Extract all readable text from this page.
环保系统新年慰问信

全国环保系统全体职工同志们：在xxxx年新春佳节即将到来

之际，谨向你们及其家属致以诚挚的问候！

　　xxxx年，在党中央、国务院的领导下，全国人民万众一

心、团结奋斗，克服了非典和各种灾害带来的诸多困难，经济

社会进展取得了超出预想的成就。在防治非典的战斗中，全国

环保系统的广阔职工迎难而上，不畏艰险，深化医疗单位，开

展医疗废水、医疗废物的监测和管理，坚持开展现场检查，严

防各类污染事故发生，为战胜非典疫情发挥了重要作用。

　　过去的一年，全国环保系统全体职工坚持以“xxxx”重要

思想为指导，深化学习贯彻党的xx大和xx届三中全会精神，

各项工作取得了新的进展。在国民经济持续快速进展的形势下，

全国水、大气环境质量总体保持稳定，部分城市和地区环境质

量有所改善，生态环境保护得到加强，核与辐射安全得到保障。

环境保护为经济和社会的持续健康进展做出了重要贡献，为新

★ ★ ★ ★ ★

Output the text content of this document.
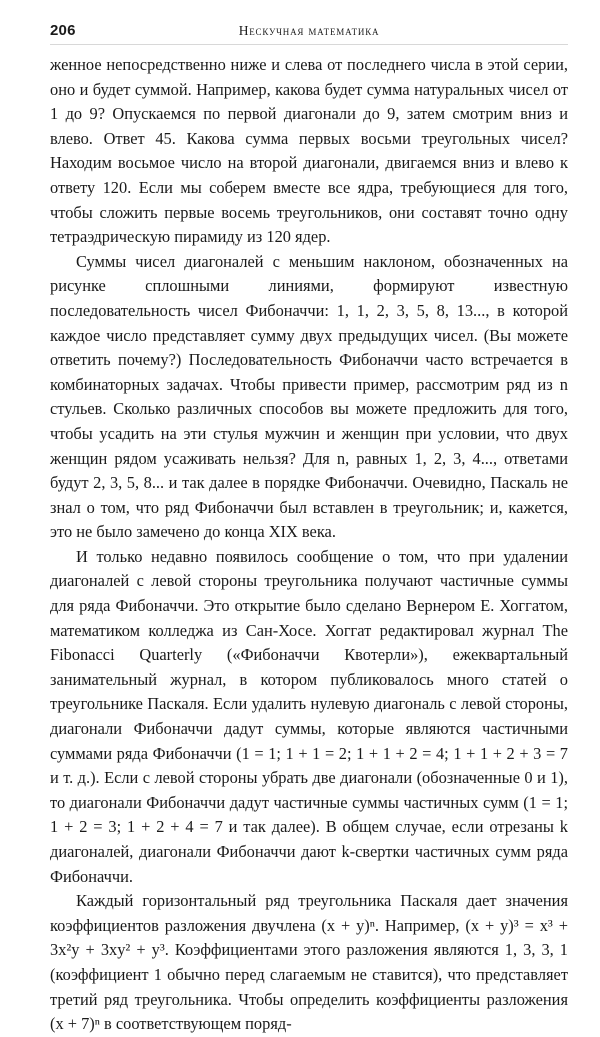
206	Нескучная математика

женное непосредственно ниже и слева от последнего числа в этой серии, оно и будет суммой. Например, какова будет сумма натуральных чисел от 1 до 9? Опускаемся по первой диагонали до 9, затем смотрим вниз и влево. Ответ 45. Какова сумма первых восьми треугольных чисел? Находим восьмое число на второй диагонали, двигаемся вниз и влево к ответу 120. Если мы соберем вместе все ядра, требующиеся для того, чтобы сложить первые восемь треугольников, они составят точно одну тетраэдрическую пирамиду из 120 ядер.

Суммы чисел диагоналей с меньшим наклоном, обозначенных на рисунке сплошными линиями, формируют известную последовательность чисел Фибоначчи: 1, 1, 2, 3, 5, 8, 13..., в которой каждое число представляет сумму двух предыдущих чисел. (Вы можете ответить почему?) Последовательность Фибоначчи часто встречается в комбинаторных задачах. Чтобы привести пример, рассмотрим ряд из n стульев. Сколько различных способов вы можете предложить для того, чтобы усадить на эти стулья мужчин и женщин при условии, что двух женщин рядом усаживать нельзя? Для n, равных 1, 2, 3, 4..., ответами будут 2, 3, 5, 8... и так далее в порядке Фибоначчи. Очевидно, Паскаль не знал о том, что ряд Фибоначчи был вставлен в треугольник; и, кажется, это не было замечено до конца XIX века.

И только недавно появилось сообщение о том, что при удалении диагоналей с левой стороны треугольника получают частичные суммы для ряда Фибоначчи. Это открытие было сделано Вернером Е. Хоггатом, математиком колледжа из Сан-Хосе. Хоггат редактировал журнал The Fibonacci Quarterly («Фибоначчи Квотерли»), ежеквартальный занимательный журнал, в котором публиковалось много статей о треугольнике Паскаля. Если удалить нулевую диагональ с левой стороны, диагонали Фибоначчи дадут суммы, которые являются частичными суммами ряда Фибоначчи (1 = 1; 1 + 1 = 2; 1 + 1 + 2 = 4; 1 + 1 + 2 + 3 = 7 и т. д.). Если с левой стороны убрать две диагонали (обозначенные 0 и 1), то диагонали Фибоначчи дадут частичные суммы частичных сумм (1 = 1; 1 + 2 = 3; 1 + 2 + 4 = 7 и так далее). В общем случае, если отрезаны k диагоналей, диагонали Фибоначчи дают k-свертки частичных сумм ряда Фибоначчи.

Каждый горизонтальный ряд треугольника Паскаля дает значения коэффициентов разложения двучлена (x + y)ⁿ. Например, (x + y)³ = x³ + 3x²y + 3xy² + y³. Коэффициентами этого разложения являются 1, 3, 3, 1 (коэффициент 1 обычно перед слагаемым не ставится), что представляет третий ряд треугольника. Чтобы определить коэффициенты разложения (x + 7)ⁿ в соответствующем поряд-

★ ★ ★ ★ ★

EXERCISE TASK:
Which lines in the data above contain "this"? Show each one.

THE COMPLETED TASK:
Extract all readable text from this page.
Output the text content of this document.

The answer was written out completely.